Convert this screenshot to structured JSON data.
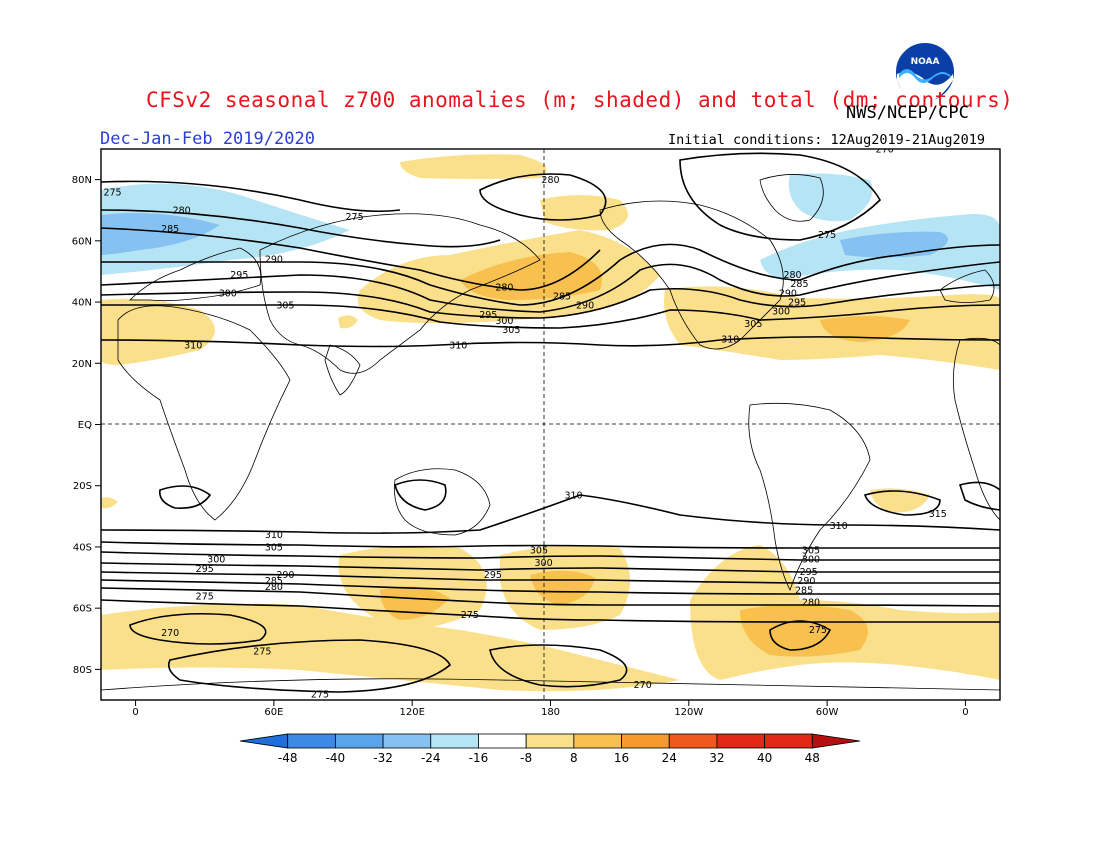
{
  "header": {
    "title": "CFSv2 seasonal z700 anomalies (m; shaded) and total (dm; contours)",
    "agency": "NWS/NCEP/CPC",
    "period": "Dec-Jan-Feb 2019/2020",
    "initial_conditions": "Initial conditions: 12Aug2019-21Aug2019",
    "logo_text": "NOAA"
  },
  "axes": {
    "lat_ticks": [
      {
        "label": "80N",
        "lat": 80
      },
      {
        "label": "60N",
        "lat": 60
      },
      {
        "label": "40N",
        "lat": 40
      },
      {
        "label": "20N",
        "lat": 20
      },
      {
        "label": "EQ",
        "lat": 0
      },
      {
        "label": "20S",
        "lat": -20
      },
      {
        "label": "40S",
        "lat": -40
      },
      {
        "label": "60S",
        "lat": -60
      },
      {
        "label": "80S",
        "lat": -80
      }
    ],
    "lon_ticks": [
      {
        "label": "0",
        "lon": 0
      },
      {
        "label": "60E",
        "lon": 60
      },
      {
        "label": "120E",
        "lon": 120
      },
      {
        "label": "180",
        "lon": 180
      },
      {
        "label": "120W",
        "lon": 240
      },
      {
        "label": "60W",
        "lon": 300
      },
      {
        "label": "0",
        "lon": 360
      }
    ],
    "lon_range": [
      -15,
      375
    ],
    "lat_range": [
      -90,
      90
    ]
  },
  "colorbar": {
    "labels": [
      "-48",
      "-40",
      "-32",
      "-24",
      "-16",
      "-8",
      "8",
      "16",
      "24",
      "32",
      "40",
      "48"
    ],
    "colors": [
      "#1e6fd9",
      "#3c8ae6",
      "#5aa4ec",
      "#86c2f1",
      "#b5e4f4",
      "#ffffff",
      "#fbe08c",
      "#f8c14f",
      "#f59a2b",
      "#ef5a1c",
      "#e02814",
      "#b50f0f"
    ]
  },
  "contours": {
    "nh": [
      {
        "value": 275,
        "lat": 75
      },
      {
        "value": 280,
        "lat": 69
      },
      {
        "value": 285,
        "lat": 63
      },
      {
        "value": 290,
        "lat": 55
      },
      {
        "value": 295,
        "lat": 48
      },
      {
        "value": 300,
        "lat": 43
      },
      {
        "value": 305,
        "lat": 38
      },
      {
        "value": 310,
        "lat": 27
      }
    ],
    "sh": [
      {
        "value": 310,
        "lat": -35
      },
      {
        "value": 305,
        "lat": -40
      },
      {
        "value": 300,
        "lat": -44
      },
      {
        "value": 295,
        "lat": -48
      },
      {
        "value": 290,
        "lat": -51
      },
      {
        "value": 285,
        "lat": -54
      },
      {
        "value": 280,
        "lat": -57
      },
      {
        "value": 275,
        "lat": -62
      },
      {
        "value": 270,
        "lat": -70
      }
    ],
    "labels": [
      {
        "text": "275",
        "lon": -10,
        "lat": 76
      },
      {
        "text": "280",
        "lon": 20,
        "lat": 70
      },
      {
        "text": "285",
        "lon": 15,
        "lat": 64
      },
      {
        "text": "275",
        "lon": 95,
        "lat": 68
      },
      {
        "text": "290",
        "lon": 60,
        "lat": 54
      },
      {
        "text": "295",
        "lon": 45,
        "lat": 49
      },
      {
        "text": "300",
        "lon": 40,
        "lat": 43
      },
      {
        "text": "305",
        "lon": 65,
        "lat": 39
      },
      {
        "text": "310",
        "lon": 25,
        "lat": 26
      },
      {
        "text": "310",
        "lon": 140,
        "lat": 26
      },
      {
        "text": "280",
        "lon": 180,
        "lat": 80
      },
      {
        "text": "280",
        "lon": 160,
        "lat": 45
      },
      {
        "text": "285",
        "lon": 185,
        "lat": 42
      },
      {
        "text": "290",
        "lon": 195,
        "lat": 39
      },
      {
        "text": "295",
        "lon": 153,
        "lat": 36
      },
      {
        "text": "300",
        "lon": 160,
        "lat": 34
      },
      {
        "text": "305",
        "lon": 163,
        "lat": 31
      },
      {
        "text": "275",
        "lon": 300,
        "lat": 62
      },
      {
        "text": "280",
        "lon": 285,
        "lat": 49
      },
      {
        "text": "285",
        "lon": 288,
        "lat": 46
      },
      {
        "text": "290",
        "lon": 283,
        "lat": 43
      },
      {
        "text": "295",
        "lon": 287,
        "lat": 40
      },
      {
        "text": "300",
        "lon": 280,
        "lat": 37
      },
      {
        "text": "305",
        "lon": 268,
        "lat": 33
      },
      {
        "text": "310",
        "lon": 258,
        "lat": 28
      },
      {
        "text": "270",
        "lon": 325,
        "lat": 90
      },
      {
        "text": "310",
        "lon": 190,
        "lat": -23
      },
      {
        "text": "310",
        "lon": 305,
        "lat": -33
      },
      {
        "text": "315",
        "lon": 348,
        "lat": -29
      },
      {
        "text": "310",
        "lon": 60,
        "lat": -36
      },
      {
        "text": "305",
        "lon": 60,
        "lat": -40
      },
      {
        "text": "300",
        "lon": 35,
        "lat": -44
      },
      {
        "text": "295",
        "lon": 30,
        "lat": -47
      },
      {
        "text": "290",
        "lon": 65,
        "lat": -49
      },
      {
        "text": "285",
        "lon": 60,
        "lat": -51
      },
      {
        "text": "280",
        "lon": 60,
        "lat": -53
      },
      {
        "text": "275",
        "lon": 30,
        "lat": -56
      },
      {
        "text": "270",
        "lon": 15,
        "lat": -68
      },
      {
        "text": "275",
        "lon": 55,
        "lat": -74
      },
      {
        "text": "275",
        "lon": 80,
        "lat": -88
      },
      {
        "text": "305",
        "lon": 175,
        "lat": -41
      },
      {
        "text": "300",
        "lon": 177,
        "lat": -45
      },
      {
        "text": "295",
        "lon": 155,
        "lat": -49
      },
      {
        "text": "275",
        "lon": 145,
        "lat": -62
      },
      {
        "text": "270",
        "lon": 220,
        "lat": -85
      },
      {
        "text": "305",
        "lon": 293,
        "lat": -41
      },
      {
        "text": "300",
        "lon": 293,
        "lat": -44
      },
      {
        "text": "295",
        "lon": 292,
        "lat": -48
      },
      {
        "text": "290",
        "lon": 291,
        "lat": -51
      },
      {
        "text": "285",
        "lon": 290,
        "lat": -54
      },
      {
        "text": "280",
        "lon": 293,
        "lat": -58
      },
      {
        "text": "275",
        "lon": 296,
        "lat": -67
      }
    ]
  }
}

# # # #

Exercise goal: Images should not appear in the copy; retype the listing above exactly.

Output of the exercise:
Convert this screenshot to structured JSON data.
{
  "header": {
    "title": "CFSv2 seasonal z700 anomalies (m; shaded) and total (dm; contours)",
    "agency": "NWS/NCEP/CPC",
    "period": "Dec-Jan-Feb 2019/2020",
    "initial_conditions": "Initial conditions: 12Aug2019-21Aug2019",
    "logo_text": "NOAA"
  },
  "axes": {
    "lat_ticks": [
      {
        "label": "80N",
        "lat": 80
      },
      {
        "label": "60N",
        "lat": 60
      },
      {
        "label": "40N",
        "lat": 40
      },
      {
        "label": "20N",
        "lat": 20
      },
      {
        "label": "EQ",
        "lat": 0
      },
      {
        "label": "20S",
        "lat": -20
      },
      {
        "label": "40S",
        "lat": -40
      },
      {
        "label": "60S",
        "lat": -60
      },
      {
        "label": "80S",
        "lat": -80
      }
    ],
    "lon_ticks": [
      {
        "label": "0",
        "lon": 0
      },
      {
        "label": "60E",
        "lon": 60
      },
      {
        "label": "120E",
        "lon": 120
      },
      {
        "label": "180",
        "lon": 180
      },
      {
        "label": "120W",
        "lon": 240
      },
      {
        "label": "60W",
        "lon": 300
      },
      {
        "label": "0",
        "lon": 360
      }
    ],
    "lon_range": [
      -15,
      375
    ],
    "lat_range": [
      -90,
      90
    ]
  },
  "colorbar": {
    "labels": [
      "-48",
      "-40",
      "-32",
      "-24",
      "-16",
      "-8",
      "8",
      "16",
      "24",
      "32",
      "40",
      "48"
    ],
    "colors": [
      "#1e6fd9",
      "#3c8ae6",
      "#5aa4ec",
      "#86c2f1",
      "#b5e4f4",
      "#ffffff",
      "#fbe08c",
      "#f8c14f",
      "#f59a2b",
      "#ef5a1c",
      "#e02814",
      "#b50f0f"
    ]
  },
  "contours": {
    "nh": [
      {
        "value": 275,
        "lat": 75
      },
      {
        "value": 280,
        "lat": 69
      },
      {
        "value": 285,
        "lat": 63
      },
      {
        "value": 290,
        "lat": 55
      },
      {
        "value": 295,
        "lat": 48
      },
      {
        "value": 300,
        "lat": 43
      },
      {
        "value": 305,
        "lat": 38
      },
      {
        "value": 310,
        "lat": 27
      }
    ],
    "sh": [
      {
        "value": 310,
        "lat": -35
      },
      {
        "value": 305,
        "lat": -40
      },
      {
        "value": 300,
        "lat": -44
      },
      {
        "value": 295,
        "lat": -48
      },
      {
        "value": 290,
        "lat": -51
      },
      {
        "value": 285,
        "lat": -54
      },
      {
        "value": 280,
        "lat": -57
      },
      {
        "value": 275,
        "lat": -62
      },
      {
        "value": 270,
        "lat": -70
      }
    ],
    "labels": [
      {
        "text": "275",
        "lon": -10,
        "lat": 76
      },
      {
        "text": "280",
        "lon": 20,
        "lat": 70
      },
      {
        "text": "285",
        "lon": 15,
        "lat": 64
      },
      {
        "text": "275",
        "lon": 95,
        "lat": 68
      },
      {
        "text": "290",
        "lon": 60,
        "lat": 54
      },
      {
        "text": "295",
        "lon": 45,
        "lat": 49
      },
      {
        "text": "300",
        "lon": 40,
        "lat": 43
      },
      {
        "text": "305",
        "lon": 65,
        "lat": 39
      },
      {
        "text": "310",
        "lon": 25,
        "lat": 26
      },
      {
        "text": "310",
        "lon": 140,
        "lat": 26
      },
      {
        "text": "280",
        "lon": 180,
        "lat": 80
      },
      {
        "text": "280",
        "lon": 160,
        "lat": 45
      },
      {
        "text": "285",
        "lon": 185,
        "lat": 42
      },
      {
        "text": "290",
        "lon": 195,
        "lat": 39
      },
      {
        "text": "295",
        "lon": 153,
        "lat": 36
      },
      {
        "text": "300",
        "lon": 160,
        "lat": 34
      },
      {
        "text": "305",
        "lon": 163,
        "lat": 31
      },
      {
        "text": "275",
        "lon": 300,
        "lat": 62
      },
      {
        "text": "280",
        "lon": 285,
        "lat": 49
      },
      {
        "text": "285",
        "lon": 288,
        "lat": 46
      },
      {
        "text": "290",
        "lon": 283,
        "lat": 43
      },
      {
        "text": "295",
        "lon": 287,
        "lat": 40
      },
      {
        "text": "300",
        "lon": 280,
        "lat": 37
      },
      {
        "text": "305",
        "lon": 268,
        "lat": 33
      },
      {
        "text": "310",
        "lon": 258,
        "lat": 28
      },
      {
        "text": "270",
        "lon": 325,
        "lat": 90
      },
      {
        "text": "310",
        "lon": 190,
        "lat": -23
      },
      {
        "text": "310",
        "lon": 305,
        "lat": -33
      },
      {
        "text": "315",
        "lon": 348,
        "lat": -29
      },
      {
        "text": "310",
        "lon": 60,
        "lat": -36
      },
      {
        "text": "305",
        "lon": 60,
        "lat": -40
      },
      {
        "text": "300",
        "lon": 35,
        "lat": -44
      },
      {
        "text": "295",
        "lon": 30,
        "lat": -47
      },
      {
        "text": "290",
        "lon": 65,
        "lat": -49
      },
      {
        "text": "285",
        "lon": 60,
        "lat": -51
      },
      {
        "text": "280",
        "lon": 60,
        "lat": -53
      },
      {
        "text": "275",
        "lon": 30,
        "lat": -56
      },
      {
        "text": "270",
        "lon": 15,
        "lat": -68
      },
      {
        "text": "275",
        "lon": 55,
        "lat": -74
      },
      {
        "text": "275",
        "lon": 80,
        "lat": -88
      },
      {
        "text": "305",
        "lon": 175,
        "lat": -41
      },
      {
        "text": "300",
        "lon": 177,
        "lat": -45
      },
      {
        "text": "295",
        "lon": 155,
        "lat": -49
      },
      {
        "text": "275",
        "lon": 145,
        "lat": -62
      },
      {
        "text": "270",
        "lon": 220,
        "lat": -85
      },
      {
        "text": "305",
        "lon": 293,
        "lat": -41
      },
      {
        "text": "300",
        "lon": 293,
        "lat": -44
      },
      {
        "text": "295",
        "lon": 292,
        "lat": -48
      },
      {
        "text": "290",
        "lon": 291,
        "lat": -51
      },
      {
        "text": "285",
        "lon": 290,
        "lat": -54
      },
      {
        "text": "280",
        "lon": 293,
        "lat": -58
      },
      {
        "text": "275",
        "lon": 296,
        "lat": -67
      }
    ]
  }
}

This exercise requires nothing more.